(Beginning of RECORDS PROVIDED)

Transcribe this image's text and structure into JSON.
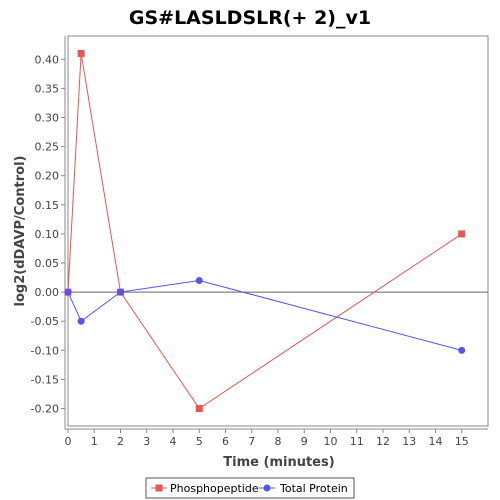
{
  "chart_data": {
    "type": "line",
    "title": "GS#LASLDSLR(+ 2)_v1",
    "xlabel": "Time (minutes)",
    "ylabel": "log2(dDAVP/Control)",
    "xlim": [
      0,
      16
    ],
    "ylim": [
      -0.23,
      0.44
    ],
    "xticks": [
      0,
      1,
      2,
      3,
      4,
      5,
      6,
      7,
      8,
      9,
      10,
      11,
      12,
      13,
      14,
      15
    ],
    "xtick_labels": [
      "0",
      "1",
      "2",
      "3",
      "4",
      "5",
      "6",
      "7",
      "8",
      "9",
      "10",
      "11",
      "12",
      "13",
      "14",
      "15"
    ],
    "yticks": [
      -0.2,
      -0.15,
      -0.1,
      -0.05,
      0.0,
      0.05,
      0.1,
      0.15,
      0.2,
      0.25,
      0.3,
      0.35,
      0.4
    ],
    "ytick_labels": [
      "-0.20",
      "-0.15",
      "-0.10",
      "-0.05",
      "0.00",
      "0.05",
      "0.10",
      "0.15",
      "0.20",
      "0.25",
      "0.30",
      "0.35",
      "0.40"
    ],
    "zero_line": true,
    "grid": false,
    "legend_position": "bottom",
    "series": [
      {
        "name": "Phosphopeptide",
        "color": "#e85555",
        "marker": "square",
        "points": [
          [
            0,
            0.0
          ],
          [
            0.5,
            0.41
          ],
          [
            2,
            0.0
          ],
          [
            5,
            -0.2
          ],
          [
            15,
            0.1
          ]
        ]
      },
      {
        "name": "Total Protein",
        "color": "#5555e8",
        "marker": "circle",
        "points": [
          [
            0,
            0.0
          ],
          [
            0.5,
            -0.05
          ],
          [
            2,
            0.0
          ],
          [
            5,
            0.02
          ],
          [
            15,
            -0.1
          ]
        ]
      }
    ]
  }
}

(End of RECORDS PROVIDED)

- _ASSIGNMENT_
How many lines in this material contain the string "name"? State the number alone.

- _TASK ANSWER_
2